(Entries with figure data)
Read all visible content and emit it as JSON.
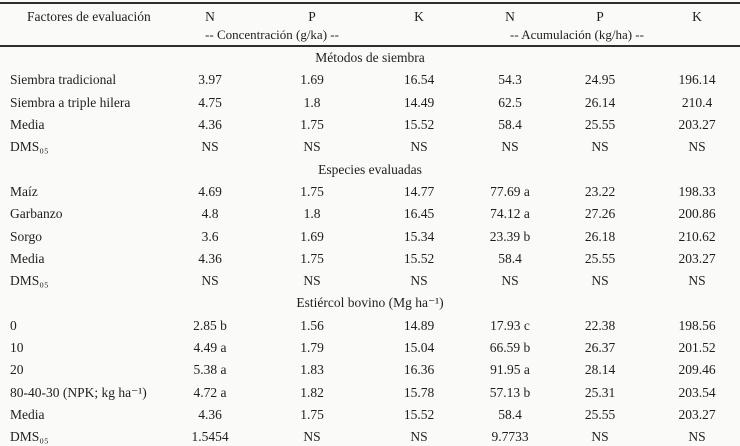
{
  "table": {
    "col_headers": [
      "Factores de evaluación",
      "N",
      "P",
      "K",
      "N",
      "P",
      "K"
    ],
    "group_headers": [
      "-- Concentración (g/ka) --",
      "-- Acumulación (kg/ha) --"
    ],
    "sections": [
      {
        "title": "Métodos de siembra",
        "rows": [
          [
            "Siembra tradicional",
            "3.97",
            "1.69",
            "16.54",
            "54.3",
            "24.95",
            "196.14"
          ],
          [
            "Siembra a triple hilera",
            "4.75",
            "1.8",
            "14.49",
            "62.5",
            "26.14",
            "210.4"
          ],
          [
            "Media",
            "4.36",
            "1.75",
            "15.52",
            "58.4",
            "25.55",
            "203.27"
          ],
          [
            "DMS₀₅",
            "NS",
            "NS",
            "NS",
            "NS",
            "NS",
            "NS"
          ]
        ]
      },
      {
        "title": "Especies evaluadas",
        "rows": [
          [
            "Maíz",
            "4.69",
            "1.75",
            "14.77",
            "77.69 a",
            "23.22",
            "198.33"
          ],
          [
            "Garbanzo",
            "4.8",
            "1.8",
            "16.45",
            "74.12 a",
            "27.26",
            "200.86"
          ],
          [
            "Sorgo",
            "3.6",
            "1.69",
            "15.34",
            "23.39 b",
            "26.18",
            "210.62"
          ],
          [
            "Media",
            "4.36",
            "1.75",
            "15.52",
            "58.4",
            "25.55",
            "203.27"
          ],
          [
            "DMS₀₅",
            "NS",
            "NS",
            "NS",
            "NS",
            "NS",
            "NS"
          ]
        ]
      },
      {
        "title": "Estiércol bovino (Mg ha⁻¹)",
        "rows": [
          [
            "0",
            "2.85 b",
            "1.56",
            "14.89",
            "17.93 c",
            "22.38",
            "198.56"
          ],
          [
            "10",
            "4.49 a",
            "1.79",
            "15.04",
            "66.59 b",
            "26.37",
            "201.52"
          ],
          [
            "20",
            "5.38 a",
            "1.83",
            "16.36",
            "91.95 a",
            "28.14",
            "209.46"
          ],
          [
            "80-40-30 (NPK; kg ha⁻¹)",
            "4.72 a",
            "1.82",
            "15.78",
            "57.13 b",
            "25.31",
            "203.54"
          ],
          [
            "Media",
            "4.36",
            "1.75",
            "15.52",
            "58.4",
            "25.55",
            "203.27"
          ],
          [
            "DMS₀₅",
            "1.5454",
            "NS",
            "NS",
            "9.7733",
            "NS",
            "NS"
          ]
        ]
      }
    ]
  }
}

## PROBLEM
Write out the material above once more, exactly as it reads, with no pictures.

## OUTPUT OF THE EXERCISE
Read all visible content and emit it as JSON.
{
  "table": {
    "col_headers": [
      "Factores de evaluación",
      "N",
      "P",
      "K",
      "N",
      "P",
      "K"
    ],
    "group_headers": [
      "-- Concentración (g/ka) --",
      "-- Acumulación (kg/ha) --"
    ],
    "sections": [
      {
        "title": "Métodos de siembra",
        "rows": [
          [
            "Siembra tradicional",
            "3.97",
            "1.69",
            "16.54",
            "54.3",
            "24.95",
            "196.14"
          ],
          [
            "Siembra a triple hilera",
            "4.75",
            "1.8",
            "14.49",
            "62.5",
            "26.14",
            "210.4"
          ],
          [
            "Media",
            "4.36",
            "1.75",
            "15.52",
            "58.4",
            "25.55",
            "203.27"
          ],
          [
            "DMS₀₅",
            "NS",
            "NS",
            "NS",
            "NS",
            "NS",
            "NS"
          ]
        ]
      },
      {
        "title": "Especies evaluadas",
        "rows": [
          [
            "Maíz",
            "4.69",
            "1.75",
            "14.77",
            "77.69 a",
            "23.22",
            "198.33"
          ],
          [
            "Garbanzo",
            "4.8",
            "1.8",
            "16.45",
            "74.12 a",
            "27.26",
            "200.86"
          ],
          [
            "Sorgo",
            "3.6",
            "1.69",
            "15.34",
            "23.39 b",
            "26.18",
            "210.62"
          ],
          [
            "Media",
            "4.36",
            "1.75",
            "15.52",
            "58.4",
            "25.55",
            "203.27"
          ],
          [
            "DMS₀₅",
            "NS",
            "NS",
            "NS",
            "NS",
            "NS",
            "NS"
          ]
        ]
      },
      {
        "title": "Estiércol bovino (Mg ha⁻¹)",
        "rows": [
          [
            "0",
            "2.85 b",
            "1.56",
            "14.89",
            "17.93 c",
            "22.38",
            "198.56"
          ],
          [
            "10",
            "4.49 a",
            "1.79",
            "15.04",
            "66.59 b",
            "26.37",
            "201.52"
          ],
          [
            "20",
            "5.38 a",
            "1.83",
            "16.36",
            "91.95 a",
            "28.14",
            "209.46"
          ],
          [
            "80-40-30 (NPK; kg ha⁻¹)",
            "4.72 a",
            "1.82",
            "15.78",
            "57.13 b",
            "25.31",
            "203.54"
          ],
          [
            "Media",
            "4.36",
            "1.75",
            "15.52",
            "58.4",
            "25.55",
            "203.27"
          ],
          [
            "DMS₀₅",
            "1.5454",
            "NS",
            "NS",
            "9.7733",
            "NS",
            "NS"
          ]
        ]
      }
    ]
  }
}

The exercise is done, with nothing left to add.